[Document text Boundary: Start]

The Texan doctor and the disappeared Saudi princesses
Dwight Burdick, a private physician to the Saudi royal family, was on a rotation at the King’s palace, in Jeddah, when he got an urgent summons. Princess Hala, a daughter of King Abdullah bin Abdulaziz Al Saud, had gone wild with a knife. Burdick was asked to enter her quarters and forcibly sedate her.
Burdick, a lifelong peacenik with a neat white beard, had moved to Saudi Arabia from Texas in the mid-nineties. He had served for years on the King’s personal medical detail, but had never before encountered Princess Hala. The request to drug her alarmed him—forced sedation was a “violation of my professional ethics,” he said—but he was curious. Though he admired Abdullah, who styled himself a champion of women’s rights, he knew little about the lives of the ruler’s daughters.
Burdick drove to a walled compound on the palace grounds. Soldiers unlocked imposing gates to reveal a large villa set in landscaped gardens, facing the Red Sea, and Burdick instructed the guards to stay back as he entered the house. Italian pop music was blaring from a second-floor landing, and he followed the sound. “At the top of the stair, I could see a young female with a large kitchen knife in hand,” he wrote, in a detailed account of the incident.
The princess was slender, dressed in a loose T-shirt and joggers, and her dark curls were cut short. When Burdick approached, he recalled, “she responded with a demand that I not touch her. She said she was the daughter of the King and I was nobody.” He promised not to come closer, but asked for permission to rest a moment.
Hala gestured at a sofa and Burdick sat. As she stood over him, he spoke softly. “I explained to her that I didn’t intend to provide her with medication that I thought was inappropriate, that I was there to listen,” he said. Eventually, she perched on the far end of the sofa, still gripping the knife, and began to talk.
Hala said that she and three of her sisters—Sahar, Maha, and Jawaher—were being held captive in the villa. They had been there since their mother, one of the King’s wives, absconded to London to escape his control years earlier. Burdick offered to try to find a way to help, and the princess agreed to return the knife to the kitchen. “I did my method of sedating a patient, which is to talk with them,” he said.
Back at the royal clinic, Burdick reviewed the princesses’ charts and was dismayed to learn that they were being regularly dosed with a combination of Valium, Ativan, Xanax, and Ambien. “They’re chemically immobilizing them,” he recalled thinking. He learned that he would now be required to write the medical orders for these drugs. “I felt between a rock and a hard place,” he wrote. If he refused, he reasoned, he would likely be replaced by someone more pliable, and, even if he could stop the drugs, an abrupt withdrawal after years of chronic use would have dire consequences. “With the intention of buying time to learn more about the difficult situation these young ladies faced, I set aside my ethics,” he wrote.
For more than seven years, Burdick was part of a team of trusted physicians charged with medicating the princesses with prescription tranquillizers. The sisters also seemed to have unfettered access to cocaine, amphetamines, and alcohol, Burdick said, further jeopardizing their health. At the same time, he grew to be a close confidant of Princess Hala, and worked to secure her and her sisters’ release.
The princesses’ imprisonment became public in 2014, when two of them briefly established contact with journalists. Their mother, living in exile in London, begged the United Nations to intervene, alleging that her daughters were being forcibly drugged. “These are terrible violations of the most basic human rights,” she wrote. Her pleas drew no help. Last year, I reported that, after King Abdullah died, in 2015, the princesses abruptly lost all contact with the scholars and journalists who had championed their cause. (The Saudi government has declined to respond to repeated inquiries about the princesses’ fate.)

[Document text Boundary: End]
[Supplied data Boundary: Start]

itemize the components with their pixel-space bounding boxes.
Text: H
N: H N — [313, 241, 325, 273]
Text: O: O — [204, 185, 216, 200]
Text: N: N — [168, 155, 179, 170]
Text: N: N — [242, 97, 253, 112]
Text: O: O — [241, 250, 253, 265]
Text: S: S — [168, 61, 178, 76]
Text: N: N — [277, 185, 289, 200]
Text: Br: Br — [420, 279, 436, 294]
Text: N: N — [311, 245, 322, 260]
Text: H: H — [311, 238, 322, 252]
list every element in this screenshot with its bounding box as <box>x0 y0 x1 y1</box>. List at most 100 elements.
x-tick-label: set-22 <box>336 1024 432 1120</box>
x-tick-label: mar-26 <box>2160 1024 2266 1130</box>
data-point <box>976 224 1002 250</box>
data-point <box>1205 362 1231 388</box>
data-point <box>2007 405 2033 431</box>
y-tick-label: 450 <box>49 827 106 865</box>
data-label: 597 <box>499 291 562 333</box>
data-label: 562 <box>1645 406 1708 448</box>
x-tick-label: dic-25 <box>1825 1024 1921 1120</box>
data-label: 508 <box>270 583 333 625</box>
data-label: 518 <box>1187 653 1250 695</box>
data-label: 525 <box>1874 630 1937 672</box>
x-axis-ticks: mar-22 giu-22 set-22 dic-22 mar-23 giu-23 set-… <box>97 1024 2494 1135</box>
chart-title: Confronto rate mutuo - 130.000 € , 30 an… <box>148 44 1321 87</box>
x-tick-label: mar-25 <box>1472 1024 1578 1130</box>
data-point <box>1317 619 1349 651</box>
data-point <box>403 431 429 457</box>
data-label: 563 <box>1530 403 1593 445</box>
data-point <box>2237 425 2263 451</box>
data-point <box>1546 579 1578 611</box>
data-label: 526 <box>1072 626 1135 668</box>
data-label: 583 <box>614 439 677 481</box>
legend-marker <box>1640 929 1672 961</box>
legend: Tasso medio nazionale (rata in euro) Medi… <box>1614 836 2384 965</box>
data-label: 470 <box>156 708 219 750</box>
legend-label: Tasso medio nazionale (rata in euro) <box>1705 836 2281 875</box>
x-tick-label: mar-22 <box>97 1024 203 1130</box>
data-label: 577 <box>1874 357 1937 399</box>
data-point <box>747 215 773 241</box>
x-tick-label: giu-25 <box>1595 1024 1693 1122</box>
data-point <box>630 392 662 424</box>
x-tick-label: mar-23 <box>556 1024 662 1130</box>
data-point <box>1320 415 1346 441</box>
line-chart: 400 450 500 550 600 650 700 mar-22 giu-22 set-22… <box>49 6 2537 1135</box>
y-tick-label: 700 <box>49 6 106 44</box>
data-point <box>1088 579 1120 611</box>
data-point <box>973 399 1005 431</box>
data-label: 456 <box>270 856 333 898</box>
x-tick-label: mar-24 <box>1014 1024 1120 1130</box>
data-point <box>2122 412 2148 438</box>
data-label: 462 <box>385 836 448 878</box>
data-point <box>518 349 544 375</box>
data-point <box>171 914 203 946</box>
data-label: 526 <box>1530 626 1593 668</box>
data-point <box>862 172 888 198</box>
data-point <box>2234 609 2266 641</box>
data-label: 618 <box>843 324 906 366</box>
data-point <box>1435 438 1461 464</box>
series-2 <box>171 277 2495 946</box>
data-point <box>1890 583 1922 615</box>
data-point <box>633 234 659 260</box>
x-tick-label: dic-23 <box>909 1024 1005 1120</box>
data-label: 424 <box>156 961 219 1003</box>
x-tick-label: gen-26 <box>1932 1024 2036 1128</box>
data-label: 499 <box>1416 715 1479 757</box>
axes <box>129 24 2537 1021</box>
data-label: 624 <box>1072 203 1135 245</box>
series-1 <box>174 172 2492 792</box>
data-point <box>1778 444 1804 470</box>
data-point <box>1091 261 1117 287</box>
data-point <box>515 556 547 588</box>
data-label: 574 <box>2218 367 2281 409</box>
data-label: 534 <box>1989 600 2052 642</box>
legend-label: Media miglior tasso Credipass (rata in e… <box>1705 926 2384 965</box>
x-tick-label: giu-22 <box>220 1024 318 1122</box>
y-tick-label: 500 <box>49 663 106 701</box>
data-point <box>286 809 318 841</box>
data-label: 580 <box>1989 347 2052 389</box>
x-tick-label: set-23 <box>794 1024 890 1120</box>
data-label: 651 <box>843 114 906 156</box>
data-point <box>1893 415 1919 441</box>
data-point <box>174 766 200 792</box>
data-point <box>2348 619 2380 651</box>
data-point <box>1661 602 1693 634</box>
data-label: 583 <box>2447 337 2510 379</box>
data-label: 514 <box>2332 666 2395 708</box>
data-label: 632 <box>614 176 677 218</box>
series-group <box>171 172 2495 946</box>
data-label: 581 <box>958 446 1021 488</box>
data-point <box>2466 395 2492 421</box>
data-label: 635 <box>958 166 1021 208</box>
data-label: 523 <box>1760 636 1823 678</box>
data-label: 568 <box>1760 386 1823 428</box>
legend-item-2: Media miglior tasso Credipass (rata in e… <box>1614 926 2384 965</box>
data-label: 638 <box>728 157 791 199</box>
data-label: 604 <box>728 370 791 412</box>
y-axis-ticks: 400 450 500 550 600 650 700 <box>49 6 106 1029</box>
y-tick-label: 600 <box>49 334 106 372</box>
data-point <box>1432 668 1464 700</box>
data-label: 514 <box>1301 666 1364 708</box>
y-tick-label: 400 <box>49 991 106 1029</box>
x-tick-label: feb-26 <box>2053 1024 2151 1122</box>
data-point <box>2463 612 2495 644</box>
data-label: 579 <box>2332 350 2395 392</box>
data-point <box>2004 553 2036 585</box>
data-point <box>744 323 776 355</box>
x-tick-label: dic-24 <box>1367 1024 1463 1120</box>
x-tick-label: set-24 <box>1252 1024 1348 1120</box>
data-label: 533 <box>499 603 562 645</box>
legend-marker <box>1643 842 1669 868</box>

[Supplied data Boundary: End]

Can you write the next part of the article about the Texan doctor and the Saudi princesses, starting after its final sentence?

_Answer box_.
Mohammed bin Salman, the crown prince who became Saudi Arabia’s de-facto ruler after the death of Abdullah, has touted women as a key part of his plan, called Vision 2030, to modernize the country; he has created employment opportunities for women and appointed female ministers and ambassadors. These gestures have been welcomed by Western governments, though many experts discount them as a fig leaf. Women in Saudi Arabia continue to live under a strict system of male guardianship, and people who advocate for gender equality are routinely jailed. In March, Saudi Arabia was selected to chair the United Nations Commission on the Status of Women, despite condemnation of the country’s “abysmal” record by human-rights groups.
Burdick told me that Salman’s administration continued to crack down hard on the sisters, who were deprived of food and water and whose contact with the outside world was cut off. His account—the first time a palace insider has spoken about the situation—corroborates the claims made by the princesses, and by their mother in her filings to the U.N. In memos to senior palace medics, Burdick had warned of “a disastrous outcome with severe permanent impairment or even untimely death.” Yet his concerns were dismissed. “I was told over and over that they’ll never be released,” he said.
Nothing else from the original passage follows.